--- Selected passage ---
[start]

1–103. The President shall designate a Chairman and a Vice Chairman from among the members appointed by the President.
1–104. The Secretary of Commerce, with the concurrence of the Chairman, shall appoint an Executive Director.
1–2. Functions
1–201. The Council shall serve as a national advisory body on matters relating to United States export trade, including advice on the implementation of the President’s National Export Policy, which was announced on September 26, 1978. It shall, through the Secretary of Commerce, report to the President on its activities and on its recommendations for expanding United States exports.
1–202. The Council should survey and evaluate the export expansion activities of the communities represented by the membership. It should identify and examine specific problems which business, industrial, and agricultural practices may cause for export trade, and examine the needs of business, industry, and agriculture to expand their efforts. The Council should recommend specific solutions to these problems and needs.
1–203. The Council may act as liaison among the communities represented by the membership; and, may provide a forum for those communities on current and emerging problems and issues in the field of export expansion. The Council should encourage the business, industrial, and agricultural communities to enter new foreign markets and to expand existing export programs.
1–204. The Council shall provide advice on Federal plans and actions that affect export expansion policies which have an impact on those communities represented by the membership.

[end]

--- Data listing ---
[start]

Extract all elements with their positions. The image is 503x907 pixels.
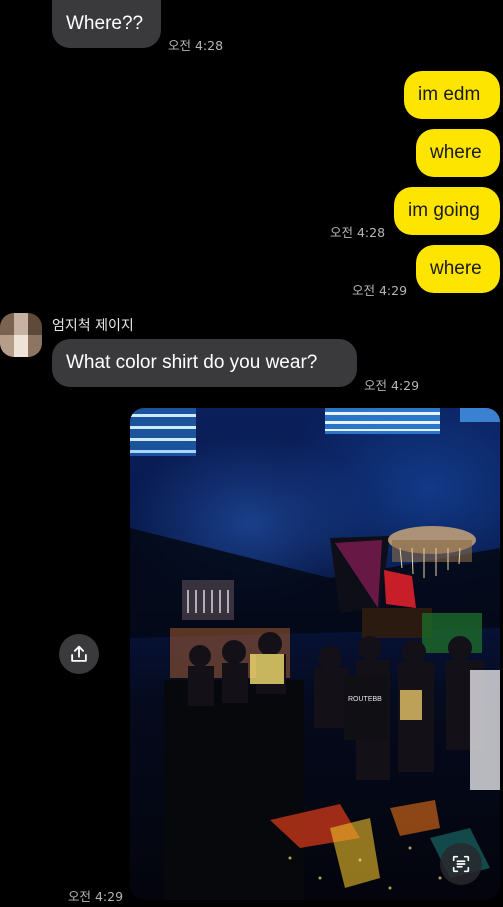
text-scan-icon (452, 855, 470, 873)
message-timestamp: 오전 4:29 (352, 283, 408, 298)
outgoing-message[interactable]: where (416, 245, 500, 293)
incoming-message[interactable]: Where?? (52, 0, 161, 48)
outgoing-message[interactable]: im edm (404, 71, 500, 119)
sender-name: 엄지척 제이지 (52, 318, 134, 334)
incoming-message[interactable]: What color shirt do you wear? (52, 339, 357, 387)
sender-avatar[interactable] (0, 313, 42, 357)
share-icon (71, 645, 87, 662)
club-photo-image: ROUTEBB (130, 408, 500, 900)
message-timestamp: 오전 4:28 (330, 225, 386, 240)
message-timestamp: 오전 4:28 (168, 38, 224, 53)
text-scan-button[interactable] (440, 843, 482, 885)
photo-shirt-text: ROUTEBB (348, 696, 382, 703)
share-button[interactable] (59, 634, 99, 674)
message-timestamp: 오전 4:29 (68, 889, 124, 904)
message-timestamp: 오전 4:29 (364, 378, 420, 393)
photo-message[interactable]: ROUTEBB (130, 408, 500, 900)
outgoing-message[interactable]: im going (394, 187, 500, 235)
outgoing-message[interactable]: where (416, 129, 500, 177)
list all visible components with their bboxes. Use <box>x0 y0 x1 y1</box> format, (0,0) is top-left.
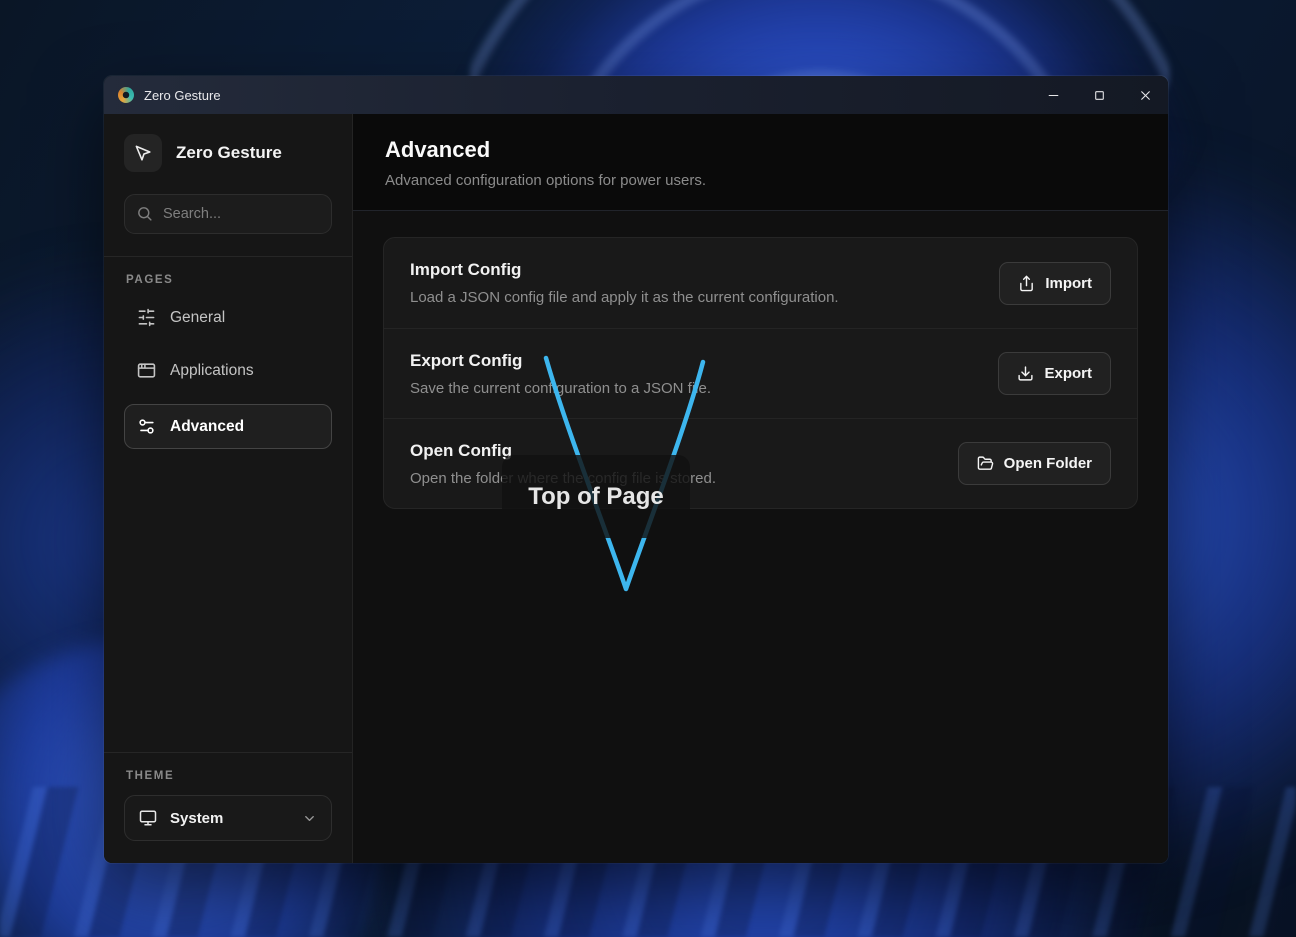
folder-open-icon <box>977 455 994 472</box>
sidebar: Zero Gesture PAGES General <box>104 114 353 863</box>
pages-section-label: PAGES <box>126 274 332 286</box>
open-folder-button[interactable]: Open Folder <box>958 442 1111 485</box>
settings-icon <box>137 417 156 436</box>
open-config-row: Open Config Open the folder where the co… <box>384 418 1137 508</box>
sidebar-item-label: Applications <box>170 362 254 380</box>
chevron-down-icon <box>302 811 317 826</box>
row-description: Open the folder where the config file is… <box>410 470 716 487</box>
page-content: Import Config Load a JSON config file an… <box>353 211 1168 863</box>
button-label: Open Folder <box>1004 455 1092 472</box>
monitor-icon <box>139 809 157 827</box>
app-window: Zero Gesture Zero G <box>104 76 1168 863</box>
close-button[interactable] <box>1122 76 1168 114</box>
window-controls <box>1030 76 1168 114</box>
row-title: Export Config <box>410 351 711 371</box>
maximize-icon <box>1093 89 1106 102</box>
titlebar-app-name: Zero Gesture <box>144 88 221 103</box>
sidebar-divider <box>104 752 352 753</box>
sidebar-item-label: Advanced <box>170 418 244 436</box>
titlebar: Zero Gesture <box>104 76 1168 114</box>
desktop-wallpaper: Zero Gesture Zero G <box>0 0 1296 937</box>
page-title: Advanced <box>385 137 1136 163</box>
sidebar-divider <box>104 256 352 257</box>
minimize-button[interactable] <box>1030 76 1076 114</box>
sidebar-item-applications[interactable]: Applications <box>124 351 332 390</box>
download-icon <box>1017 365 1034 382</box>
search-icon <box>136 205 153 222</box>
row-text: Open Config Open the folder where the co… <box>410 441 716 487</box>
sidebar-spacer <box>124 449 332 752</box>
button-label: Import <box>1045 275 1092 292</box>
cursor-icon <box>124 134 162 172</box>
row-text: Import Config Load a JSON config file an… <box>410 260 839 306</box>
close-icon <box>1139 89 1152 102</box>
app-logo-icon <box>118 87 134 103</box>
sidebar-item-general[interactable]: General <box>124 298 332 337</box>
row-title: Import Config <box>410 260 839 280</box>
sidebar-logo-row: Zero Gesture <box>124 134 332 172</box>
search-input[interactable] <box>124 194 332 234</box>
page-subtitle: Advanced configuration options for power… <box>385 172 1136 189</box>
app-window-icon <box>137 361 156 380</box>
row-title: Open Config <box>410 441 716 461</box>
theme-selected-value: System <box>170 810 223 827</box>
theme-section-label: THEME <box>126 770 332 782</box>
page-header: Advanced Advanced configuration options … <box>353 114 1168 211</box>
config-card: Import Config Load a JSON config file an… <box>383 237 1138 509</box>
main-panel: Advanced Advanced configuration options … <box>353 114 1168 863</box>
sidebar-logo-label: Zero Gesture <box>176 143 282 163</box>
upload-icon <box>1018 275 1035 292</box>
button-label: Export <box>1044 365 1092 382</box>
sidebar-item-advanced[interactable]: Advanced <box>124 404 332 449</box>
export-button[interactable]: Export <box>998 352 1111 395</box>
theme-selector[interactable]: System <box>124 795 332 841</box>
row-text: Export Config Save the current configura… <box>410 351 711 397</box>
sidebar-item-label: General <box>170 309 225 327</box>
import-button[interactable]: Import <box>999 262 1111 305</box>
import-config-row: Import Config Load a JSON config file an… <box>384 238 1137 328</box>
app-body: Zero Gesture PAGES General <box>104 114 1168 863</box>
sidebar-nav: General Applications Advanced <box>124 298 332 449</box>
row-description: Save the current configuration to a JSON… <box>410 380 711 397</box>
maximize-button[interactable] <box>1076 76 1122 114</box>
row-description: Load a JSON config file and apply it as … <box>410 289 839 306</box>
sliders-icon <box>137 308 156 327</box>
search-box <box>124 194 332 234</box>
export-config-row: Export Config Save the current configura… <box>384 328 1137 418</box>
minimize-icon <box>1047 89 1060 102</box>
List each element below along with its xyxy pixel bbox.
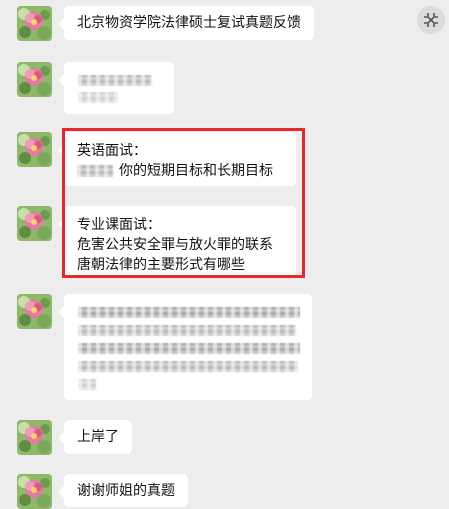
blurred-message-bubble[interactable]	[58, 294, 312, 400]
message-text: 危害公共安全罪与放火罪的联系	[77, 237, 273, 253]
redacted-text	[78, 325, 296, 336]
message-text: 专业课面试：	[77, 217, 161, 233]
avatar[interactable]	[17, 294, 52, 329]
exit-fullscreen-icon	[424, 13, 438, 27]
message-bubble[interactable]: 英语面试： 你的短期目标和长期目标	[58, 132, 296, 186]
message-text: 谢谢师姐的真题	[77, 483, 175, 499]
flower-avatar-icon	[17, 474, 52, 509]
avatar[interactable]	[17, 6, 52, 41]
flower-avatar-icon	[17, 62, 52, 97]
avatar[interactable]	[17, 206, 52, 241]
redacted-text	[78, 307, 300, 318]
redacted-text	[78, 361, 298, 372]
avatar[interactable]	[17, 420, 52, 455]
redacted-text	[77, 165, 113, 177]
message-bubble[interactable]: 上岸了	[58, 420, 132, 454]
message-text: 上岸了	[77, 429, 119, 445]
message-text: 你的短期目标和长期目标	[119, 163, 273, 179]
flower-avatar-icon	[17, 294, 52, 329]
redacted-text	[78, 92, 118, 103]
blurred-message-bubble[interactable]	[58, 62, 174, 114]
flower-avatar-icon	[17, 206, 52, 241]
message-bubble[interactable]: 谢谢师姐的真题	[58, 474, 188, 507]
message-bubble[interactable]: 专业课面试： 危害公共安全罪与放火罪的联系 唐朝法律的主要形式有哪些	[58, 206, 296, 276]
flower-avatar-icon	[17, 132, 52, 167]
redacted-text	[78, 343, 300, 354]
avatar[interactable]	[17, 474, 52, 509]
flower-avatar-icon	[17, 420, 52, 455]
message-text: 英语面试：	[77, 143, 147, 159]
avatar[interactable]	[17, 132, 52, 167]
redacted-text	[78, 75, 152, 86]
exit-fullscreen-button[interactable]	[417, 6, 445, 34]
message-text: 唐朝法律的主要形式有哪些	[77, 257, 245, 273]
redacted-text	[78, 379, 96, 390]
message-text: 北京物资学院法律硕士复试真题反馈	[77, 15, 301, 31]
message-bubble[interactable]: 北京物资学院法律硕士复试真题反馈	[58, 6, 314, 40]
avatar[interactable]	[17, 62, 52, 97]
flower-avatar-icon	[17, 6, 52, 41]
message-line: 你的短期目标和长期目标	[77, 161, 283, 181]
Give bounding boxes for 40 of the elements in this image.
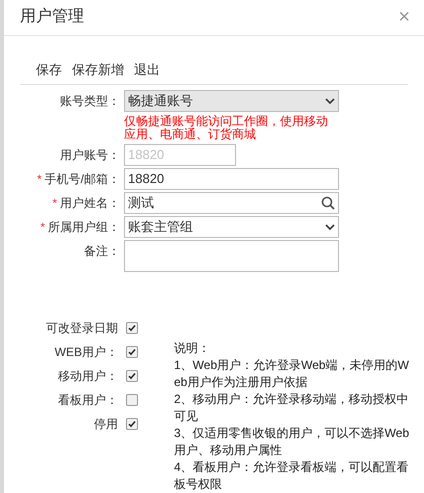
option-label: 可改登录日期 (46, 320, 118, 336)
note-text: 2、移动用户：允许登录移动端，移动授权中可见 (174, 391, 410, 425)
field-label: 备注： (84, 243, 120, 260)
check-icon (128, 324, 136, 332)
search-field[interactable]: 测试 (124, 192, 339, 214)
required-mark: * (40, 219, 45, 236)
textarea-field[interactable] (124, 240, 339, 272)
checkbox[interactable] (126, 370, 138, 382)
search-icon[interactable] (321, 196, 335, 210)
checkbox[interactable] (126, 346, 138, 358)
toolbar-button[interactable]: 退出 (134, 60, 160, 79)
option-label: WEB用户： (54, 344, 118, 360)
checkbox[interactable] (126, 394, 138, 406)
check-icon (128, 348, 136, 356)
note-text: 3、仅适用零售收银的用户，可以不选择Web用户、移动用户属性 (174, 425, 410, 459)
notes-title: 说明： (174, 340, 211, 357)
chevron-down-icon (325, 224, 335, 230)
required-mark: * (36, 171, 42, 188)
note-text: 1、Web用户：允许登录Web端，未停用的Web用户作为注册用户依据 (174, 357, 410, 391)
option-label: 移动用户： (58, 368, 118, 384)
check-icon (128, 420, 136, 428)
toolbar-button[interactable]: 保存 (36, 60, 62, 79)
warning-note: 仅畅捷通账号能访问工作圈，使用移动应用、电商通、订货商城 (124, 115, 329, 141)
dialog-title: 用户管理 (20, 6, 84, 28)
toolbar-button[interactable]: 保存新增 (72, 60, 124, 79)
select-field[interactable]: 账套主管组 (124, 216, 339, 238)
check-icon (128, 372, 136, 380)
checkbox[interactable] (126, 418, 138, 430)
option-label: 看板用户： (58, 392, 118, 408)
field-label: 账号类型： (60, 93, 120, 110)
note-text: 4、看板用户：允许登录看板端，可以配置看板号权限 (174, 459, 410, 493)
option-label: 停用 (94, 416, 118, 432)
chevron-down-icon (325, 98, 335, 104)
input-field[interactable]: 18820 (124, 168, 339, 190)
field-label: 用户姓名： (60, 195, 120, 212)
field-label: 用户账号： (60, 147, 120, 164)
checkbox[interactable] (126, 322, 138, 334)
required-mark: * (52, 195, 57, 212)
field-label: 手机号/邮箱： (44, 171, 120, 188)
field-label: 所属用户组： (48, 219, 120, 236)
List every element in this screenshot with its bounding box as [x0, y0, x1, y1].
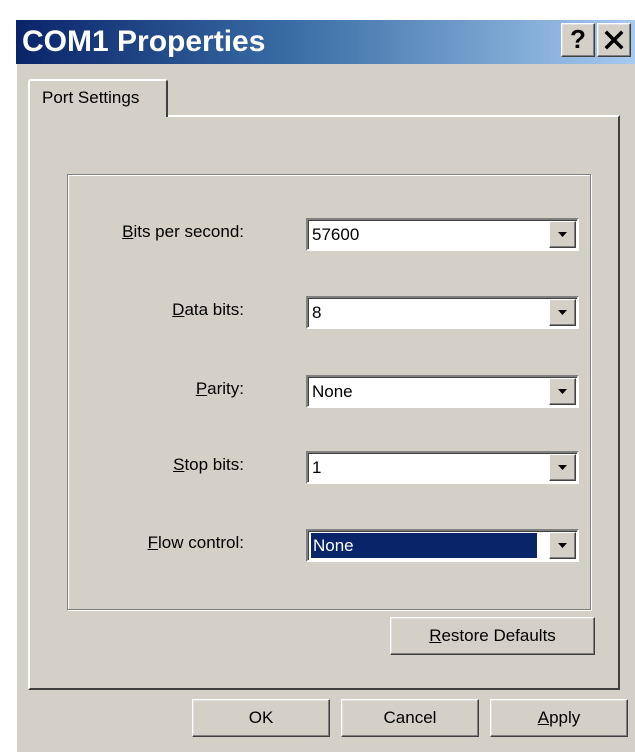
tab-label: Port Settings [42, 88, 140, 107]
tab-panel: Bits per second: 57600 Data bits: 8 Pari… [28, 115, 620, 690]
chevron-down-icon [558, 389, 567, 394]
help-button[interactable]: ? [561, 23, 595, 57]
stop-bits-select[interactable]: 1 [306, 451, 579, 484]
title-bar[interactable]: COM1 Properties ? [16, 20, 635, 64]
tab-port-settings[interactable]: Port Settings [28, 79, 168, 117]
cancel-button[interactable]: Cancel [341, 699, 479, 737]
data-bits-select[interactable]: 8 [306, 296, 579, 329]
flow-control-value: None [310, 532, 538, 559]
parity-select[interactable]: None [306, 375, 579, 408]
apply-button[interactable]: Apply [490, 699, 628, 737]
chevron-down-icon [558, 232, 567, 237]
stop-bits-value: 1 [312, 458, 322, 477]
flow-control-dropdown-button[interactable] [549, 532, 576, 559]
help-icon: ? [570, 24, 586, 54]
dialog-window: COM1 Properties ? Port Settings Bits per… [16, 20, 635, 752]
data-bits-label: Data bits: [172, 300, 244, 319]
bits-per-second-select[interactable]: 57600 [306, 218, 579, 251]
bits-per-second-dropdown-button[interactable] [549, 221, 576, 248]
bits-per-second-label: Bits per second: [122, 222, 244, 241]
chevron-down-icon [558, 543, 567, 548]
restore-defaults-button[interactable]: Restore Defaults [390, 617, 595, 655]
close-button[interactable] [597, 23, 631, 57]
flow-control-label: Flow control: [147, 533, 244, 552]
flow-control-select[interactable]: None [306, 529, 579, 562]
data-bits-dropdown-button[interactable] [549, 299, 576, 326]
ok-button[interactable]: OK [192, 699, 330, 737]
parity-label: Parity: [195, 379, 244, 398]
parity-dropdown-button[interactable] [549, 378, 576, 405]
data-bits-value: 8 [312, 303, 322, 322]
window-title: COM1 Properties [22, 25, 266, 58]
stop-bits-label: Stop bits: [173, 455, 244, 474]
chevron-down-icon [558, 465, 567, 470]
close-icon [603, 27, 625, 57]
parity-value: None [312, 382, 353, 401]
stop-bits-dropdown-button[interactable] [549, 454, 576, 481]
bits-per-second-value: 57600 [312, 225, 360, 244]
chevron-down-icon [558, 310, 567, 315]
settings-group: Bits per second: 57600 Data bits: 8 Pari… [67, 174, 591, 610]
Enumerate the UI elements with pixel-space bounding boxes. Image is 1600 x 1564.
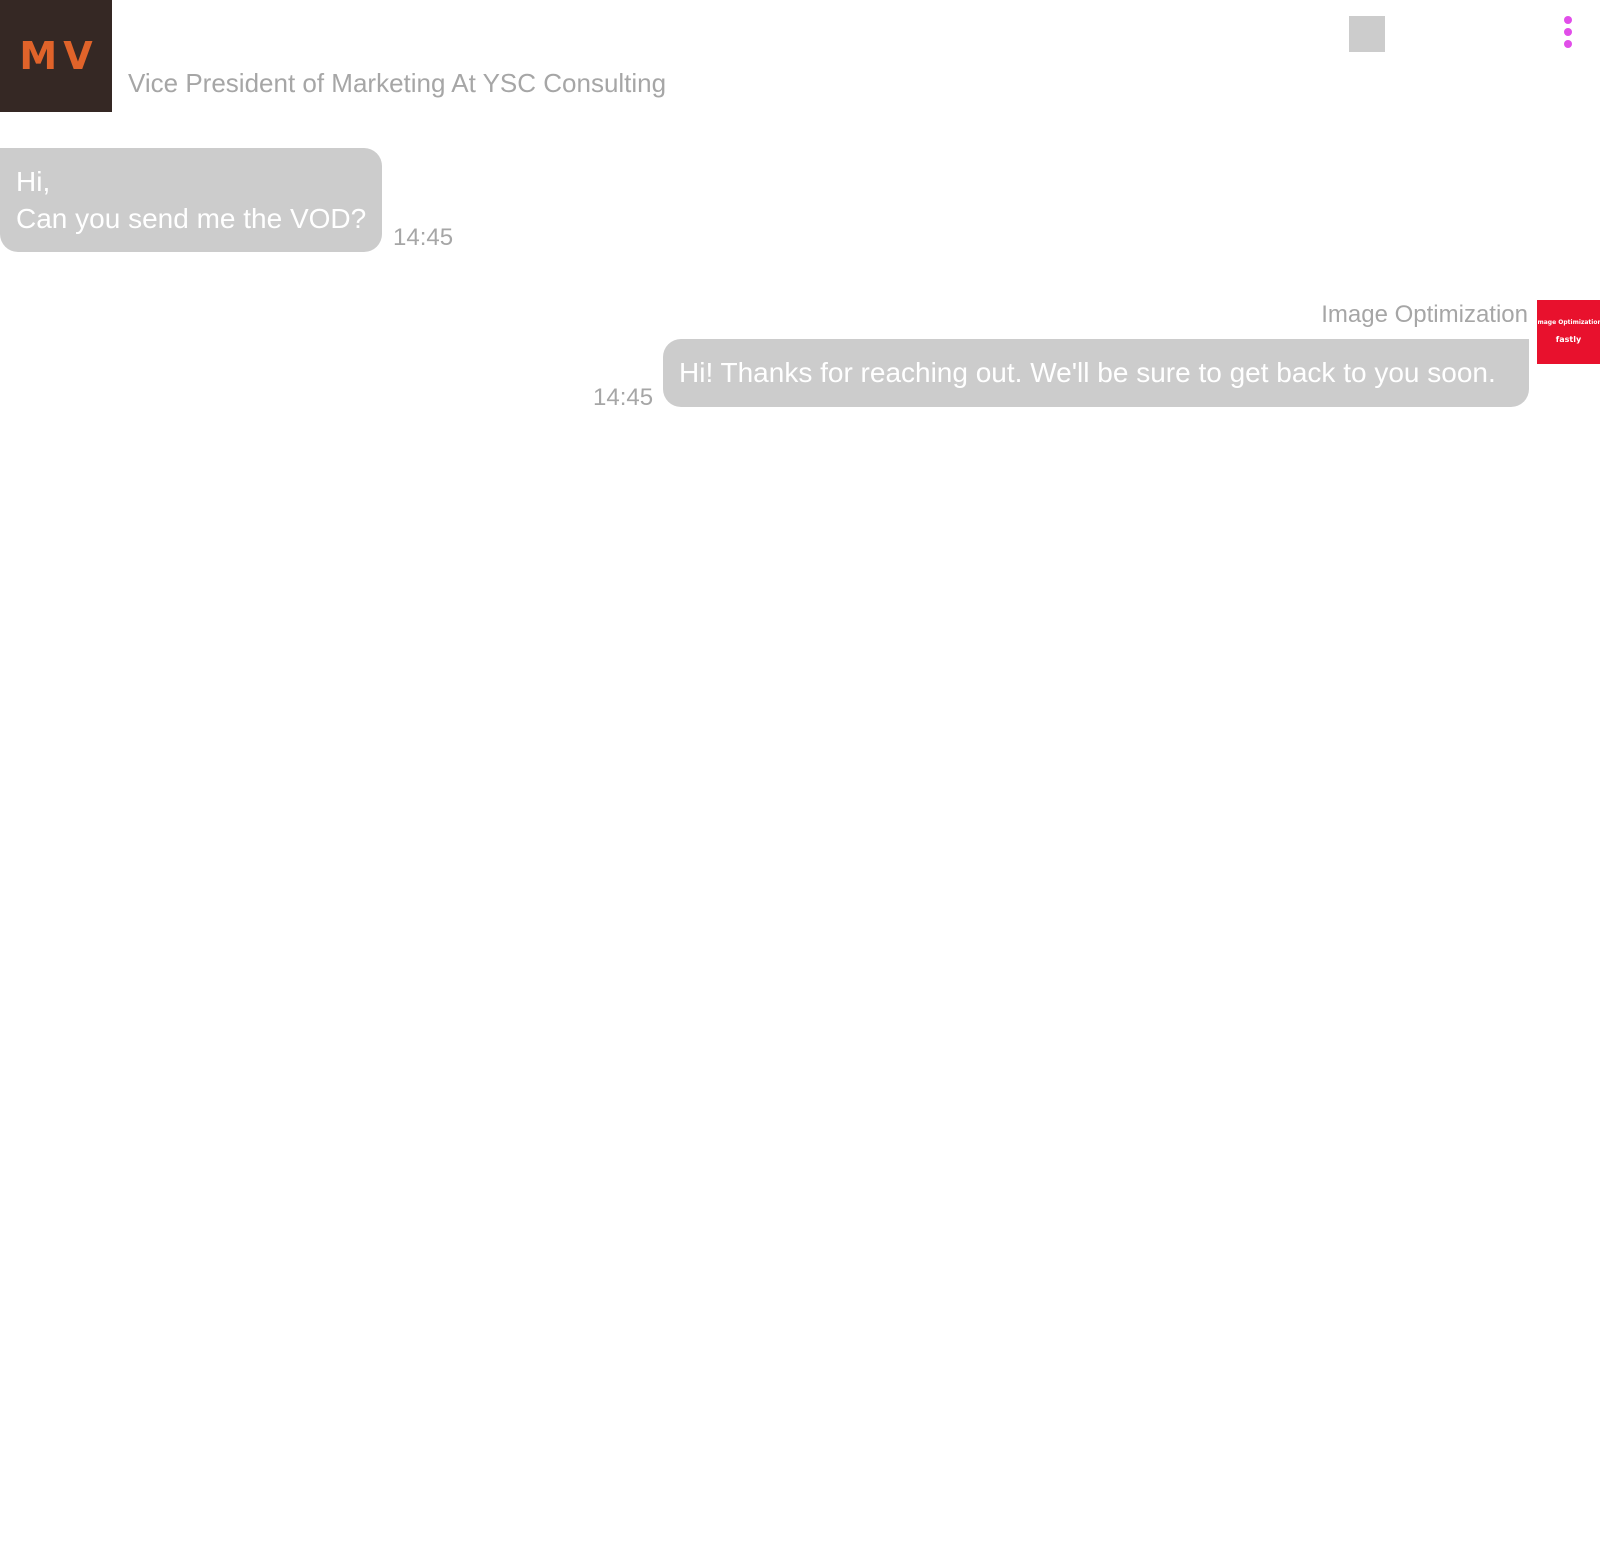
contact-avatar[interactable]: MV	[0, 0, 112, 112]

[end]

--- The request ---
Translate this sentence from the export council passage into Spanish: "The Council should recommend specific solutions to these problems and needs."

--- Finished answer ---
El Consejo debería recomendar soluciones específicas para estos problemas y necesidades.